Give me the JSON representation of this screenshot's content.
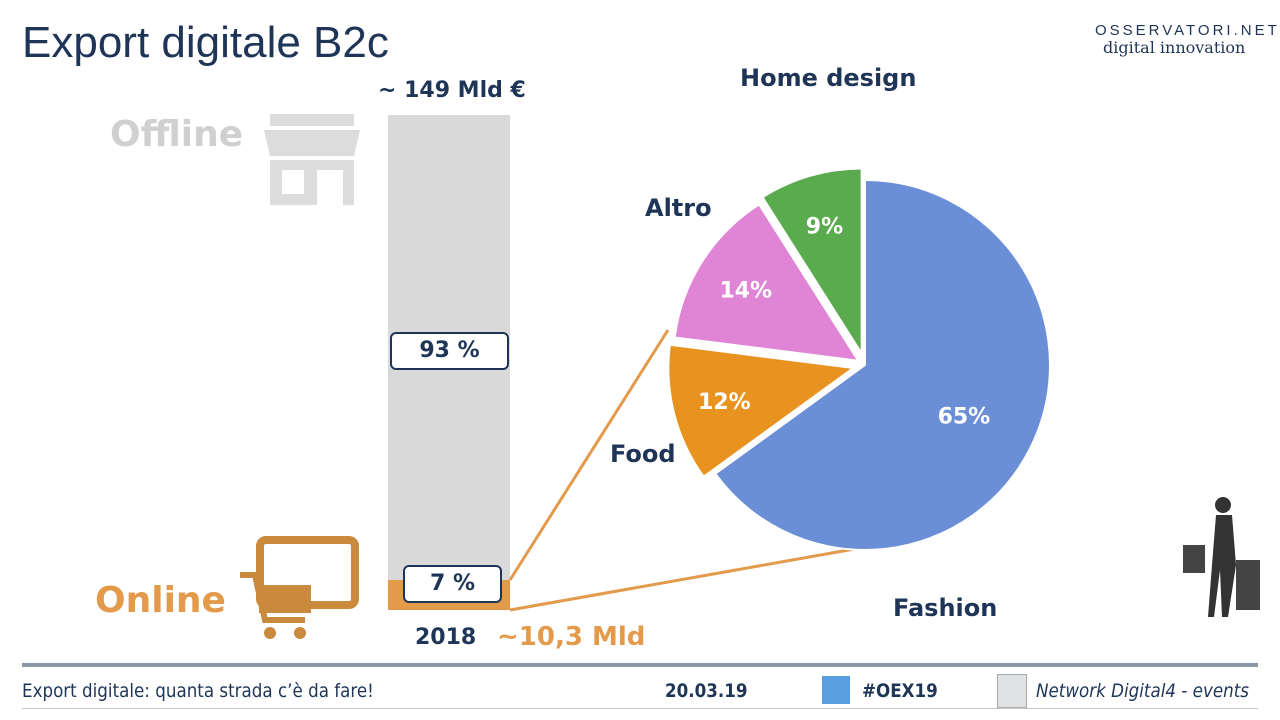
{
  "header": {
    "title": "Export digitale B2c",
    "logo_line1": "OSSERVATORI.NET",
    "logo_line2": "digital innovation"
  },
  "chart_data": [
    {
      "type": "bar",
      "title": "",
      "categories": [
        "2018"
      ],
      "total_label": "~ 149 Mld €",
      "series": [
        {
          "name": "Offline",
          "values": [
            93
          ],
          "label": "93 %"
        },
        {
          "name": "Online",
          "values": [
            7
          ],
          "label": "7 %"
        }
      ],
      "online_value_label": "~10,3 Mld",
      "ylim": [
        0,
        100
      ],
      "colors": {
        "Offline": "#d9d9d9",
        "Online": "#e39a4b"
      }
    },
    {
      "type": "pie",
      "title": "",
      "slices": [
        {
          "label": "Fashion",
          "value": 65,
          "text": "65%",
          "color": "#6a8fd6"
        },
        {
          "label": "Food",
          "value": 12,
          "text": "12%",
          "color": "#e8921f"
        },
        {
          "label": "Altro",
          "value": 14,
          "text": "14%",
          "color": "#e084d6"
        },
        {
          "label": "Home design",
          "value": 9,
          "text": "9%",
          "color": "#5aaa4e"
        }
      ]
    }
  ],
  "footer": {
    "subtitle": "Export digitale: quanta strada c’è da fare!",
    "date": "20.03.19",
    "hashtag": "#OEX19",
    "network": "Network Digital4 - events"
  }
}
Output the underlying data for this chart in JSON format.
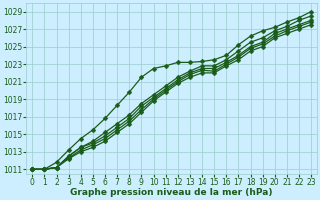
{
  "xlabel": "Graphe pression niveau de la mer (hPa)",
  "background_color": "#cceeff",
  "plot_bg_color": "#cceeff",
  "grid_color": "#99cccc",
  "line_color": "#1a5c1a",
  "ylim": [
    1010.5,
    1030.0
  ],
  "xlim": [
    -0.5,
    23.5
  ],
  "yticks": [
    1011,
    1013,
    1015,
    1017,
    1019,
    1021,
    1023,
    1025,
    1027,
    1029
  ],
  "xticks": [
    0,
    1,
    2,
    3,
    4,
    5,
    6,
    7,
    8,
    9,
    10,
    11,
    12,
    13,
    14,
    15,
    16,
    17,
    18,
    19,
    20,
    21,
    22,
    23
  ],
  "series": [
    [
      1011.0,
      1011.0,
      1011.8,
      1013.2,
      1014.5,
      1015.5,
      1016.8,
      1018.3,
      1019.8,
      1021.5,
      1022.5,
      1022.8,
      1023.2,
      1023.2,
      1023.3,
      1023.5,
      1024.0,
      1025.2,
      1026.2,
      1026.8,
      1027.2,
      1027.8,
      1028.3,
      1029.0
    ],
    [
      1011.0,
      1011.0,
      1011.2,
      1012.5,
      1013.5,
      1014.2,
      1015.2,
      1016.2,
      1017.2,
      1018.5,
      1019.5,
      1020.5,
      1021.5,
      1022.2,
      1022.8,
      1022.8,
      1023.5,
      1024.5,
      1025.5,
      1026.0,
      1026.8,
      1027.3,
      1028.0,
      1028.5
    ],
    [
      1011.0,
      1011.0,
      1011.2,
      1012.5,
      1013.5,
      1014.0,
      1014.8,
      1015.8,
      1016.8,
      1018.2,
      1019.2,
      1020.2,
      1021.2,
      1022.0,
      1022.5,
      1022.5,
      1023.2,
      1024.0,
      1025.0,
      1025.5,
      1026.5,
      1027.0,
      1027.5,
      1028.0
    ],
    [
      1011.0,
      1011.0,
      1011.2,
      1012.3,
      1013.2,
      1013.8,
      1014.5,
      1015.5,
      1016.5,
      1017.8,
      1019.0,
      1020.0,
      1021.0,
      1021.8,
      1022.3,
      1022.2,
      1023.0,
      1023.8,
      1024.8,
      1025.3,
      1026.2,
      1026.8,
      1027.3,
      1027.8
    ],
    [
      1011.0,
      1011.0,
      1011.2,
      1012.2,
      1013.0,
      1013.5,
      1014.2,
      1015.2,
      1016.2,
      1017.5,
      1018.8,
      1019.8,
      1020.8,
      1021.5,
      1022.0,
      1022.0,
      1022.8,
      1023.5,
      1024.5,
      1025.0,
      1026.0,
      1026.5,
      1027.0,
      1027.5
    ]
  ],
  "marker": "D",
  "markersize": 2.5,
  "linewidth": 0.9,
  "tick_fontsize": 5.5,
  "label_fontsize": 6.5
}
* * * * * * * * *
• [TASK INSTRUCTIONS] For the entries above, count the lines that contain the string "cceeff", and state that number without further comment.

• [RESULT FOR THIS TASK] 2